__What the exercise asks__:
Copy out all the lines where "libros" shows up.

__Material supplied__:
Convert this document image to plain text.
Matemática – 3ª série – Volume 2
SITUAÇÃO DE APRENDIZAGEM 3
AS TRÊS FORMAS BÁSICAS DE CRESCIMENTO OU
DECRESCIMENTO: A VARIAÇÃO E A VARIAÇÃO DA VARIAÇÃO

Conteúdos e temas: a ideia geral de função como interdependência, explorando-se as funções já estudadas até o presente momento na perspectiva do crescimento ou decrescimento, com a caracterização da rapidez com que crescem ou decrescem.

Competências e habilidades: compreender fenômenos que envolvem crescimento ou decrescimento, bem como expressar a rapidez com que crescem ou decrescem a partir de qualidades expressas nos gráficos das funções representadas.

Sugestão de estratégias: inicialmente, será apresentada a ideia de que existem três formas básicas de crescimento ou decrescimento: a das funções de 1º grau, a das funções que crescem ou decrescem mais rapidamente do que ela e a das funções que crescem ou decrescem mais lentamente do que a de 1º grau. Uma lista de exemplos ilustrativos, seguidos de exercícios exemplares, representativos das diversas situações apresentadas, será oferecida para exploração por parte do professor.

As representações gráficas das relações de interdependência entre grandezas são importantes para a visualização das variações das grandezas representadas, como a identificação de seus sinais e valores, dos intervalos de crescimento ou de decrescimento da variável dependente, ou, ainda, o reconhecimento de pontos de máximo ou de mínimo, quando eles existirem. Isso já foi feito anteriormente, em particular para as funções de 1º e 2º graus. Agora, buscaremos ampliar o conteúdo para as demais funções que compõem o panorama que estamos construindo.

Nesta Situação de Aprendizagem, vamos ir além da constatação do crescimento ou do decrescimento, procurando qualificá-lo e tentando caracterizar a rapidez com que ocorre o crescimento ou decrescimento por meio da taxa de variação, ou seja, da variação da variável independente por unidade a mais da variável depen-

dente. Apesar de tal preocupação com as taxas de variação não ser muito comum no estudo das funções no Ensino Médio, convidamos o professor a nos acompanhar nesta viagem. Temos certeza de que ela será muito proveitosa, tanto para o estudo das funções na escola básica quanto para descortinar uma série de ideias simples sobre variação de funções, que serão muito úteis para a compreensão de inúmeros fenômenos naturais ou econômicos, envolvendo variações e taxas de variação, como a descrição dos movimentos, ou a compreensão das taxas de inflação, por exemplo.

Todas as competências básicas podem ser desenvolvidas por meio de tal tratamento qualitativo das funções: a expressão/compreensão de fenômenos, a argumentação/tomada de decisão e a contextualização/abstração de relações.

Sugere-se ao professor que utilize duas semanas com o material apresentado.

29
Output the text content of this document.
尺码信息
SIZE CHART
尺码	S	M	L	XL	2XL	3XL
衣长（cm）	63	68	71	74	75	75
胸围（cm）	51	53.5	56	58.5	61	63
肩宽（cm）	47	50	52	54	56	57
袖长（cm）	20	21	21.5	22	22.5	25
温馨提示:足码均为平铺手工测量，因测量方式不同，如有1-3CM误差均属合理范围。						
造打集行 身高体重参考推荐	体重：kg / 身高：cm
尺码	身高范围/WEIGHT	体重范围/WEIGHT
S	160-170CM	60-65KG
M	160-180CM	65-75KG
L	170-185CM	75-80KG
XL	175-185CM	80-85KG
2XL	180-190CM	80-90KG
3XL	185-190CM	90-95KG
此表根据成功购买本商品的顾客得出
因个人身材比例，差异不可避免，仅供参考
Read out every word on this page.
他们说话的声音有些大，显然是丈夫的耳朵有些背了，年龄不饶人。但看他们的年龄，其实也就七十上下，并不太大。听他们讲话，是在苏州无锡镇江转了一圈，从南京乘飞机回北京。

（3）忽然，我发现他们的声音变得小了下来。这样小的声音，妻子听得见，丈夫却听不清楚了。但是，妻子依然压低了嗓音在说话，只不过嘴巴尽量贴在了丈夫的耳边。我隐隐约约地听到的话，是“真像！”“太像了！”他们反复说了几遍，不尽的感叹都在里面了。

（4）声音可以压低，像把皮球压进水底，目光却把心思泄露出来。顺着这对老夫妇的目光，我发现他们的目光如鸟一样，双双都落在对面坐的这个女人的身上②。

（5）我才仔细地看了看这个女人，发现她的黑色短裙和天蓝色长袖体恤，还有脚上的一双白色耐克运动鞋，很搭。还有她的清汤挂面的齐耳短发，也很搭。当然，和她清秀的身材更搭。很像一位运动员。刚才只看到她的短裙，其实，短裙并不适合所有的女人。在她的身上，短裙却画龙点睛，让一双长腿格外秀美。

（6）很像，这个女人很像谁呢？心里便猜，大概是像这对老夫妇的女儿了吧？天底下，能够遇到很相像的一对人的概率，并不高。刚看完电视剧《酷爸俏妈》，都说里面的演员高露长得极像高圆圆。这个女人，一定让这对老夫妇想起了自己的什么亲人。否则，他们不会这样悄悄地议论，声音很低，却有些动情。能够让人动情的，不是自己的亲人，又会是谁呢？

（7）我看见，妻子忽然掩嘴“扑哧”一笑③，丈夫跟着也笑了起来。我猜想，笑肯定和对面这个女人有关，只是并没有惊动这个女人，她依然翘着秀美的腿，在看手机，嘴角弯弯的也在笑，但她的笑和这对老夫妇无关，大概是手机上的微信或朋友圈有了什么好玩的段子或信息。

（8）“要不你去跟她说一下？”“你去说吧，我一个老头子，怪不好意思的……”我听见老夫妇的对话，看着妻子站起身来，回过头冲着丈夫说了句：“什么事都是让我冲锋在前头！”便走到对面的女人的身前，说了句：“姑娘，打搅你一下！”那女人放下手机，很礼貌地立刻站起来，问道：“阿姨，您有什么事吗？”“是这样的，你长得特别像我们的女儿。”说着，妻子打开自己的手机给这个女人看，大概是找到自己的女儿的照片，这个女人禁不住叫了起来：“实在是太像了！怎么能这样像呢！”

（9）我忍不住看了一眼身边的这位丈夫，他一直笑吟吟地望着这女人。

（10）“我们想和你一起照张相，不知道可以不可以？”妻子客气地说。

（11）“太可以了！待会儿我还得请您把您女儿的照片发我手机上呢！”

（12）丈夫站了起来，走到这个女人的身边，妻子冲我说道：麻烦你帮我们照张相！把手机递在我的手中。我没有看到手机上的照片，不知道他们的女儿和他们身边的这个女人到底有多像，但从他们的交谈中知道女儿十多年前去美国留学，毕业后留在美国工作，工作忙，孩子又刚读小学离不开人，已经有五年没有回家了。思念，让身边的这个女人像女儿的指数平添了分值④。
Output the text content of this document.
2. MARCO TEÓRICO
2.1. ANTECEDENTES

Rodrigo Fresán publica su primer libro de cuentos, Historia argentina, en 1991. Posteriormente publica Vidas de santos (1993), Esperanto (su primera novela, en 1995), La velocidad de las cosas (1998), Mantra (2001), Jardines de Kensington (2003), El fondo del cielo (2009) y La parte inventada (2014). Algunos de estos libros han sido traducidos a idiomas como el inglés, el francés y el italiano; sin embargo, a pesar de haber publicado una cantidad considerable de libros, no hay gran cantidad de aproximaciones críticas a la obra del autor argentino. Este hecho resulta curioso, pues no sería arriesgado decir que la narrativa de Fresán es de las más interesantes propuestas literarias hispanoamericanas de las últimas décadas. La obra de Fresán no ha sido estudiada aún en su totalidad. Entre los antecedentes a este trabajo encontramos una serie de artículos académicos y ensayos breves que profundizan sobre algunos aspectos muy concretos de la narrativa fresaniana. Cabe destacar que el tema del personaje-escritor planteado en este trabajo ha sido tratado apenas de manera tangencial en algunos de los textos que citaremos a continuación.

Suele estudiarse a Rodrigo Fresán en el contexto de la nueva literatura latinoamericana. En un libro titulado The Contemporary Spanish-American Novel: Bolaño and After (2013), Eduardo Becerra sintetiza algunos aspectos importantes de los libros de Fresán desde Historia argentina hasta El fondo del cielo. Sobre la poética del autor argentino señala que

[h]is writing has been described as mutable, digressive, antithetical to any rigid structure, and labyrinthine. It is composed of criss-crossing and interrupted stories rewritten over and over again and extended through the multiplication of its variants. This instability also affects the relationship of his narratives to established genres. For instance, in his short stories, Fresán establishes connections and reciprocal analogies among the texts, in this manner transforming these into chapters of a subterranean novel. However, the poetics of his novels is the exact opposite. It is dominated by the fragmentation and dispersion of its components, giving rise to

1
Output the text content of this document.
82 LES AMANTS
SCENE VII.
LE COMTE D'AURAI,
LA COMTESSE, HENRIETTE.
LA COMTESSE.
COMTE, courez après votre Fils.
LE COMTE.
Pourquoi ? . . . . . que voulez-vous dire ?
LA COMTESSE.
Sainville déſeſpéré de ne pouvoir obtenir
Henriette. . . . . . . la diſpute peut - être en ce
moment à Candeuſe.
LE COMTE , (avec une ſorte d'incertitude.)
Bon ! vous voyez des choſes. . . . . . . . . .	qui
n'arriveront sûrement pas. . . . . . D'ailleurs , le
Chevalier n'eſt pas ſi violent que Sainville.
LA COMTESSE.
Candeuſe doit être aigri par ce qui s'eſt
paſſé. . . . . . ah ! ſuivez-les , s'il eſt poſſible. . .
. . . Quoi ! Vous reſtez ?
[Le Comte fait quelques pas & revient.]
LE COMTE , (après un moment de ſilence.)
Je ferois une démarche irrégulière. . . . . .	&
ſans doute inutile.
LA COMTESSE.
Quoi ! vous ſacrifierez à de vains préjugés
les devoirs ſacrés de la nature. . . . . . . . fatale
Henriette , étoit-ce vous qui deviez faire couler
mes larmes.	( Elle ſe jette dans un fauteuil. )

__Response__:
Rodrigo Fresán publica su primer libro de cuentos, Historia argentina, en 1991. Posteriormente publica Vidas de santos (1993), Esperanto (su primera novela, en 1995), La velocidad de las cosas (1998), Mantra (2001), Jardines de Kensington (2003), El fondo del cielo (2009) y La parte inventada (2014). Algunos de estos libros han sido traducidos a idiomas como el inglés, el francés y el italiano; sin embargo, a pesar de haber publicado una cantidad considerable de libros, no hay gran cantidad de aproximaciones críticas a la obra del autor argentino. Este hecho resulta curioso, pues no sería arriesgado decir que la narrativa de Fresán es de las más interesantes propuestas literarias hispanoamericanas de las últimas décadas. La obra de Fresán no ha sido estudiada aún en su totalidad. Entre los antecedentes a este trabajo encontramos una serie de artículos académicos y ensayos breves que profundizan sobre algunos aspectos muy concretos de la narrativa fresaniana. Cabe destacar que el tema del personaje-escritor planteado en este trabajo ha sido tratado apenas de manera tangencial en algunos de los textos que citaremos a continuación.
Suele estudiarse a Rodrigo Fresán en el contexto de la nueva literatura latinoamericana. En un libro titulado The Contemporary Spanish-American Novel: Bolaño and After (2013), Eduardo Becerra sintetiza algunos aspectos importantes de los libros de Fresán desde Historia argentina hasta El fondo del cielo. Sobre la poética del autor argentino señala que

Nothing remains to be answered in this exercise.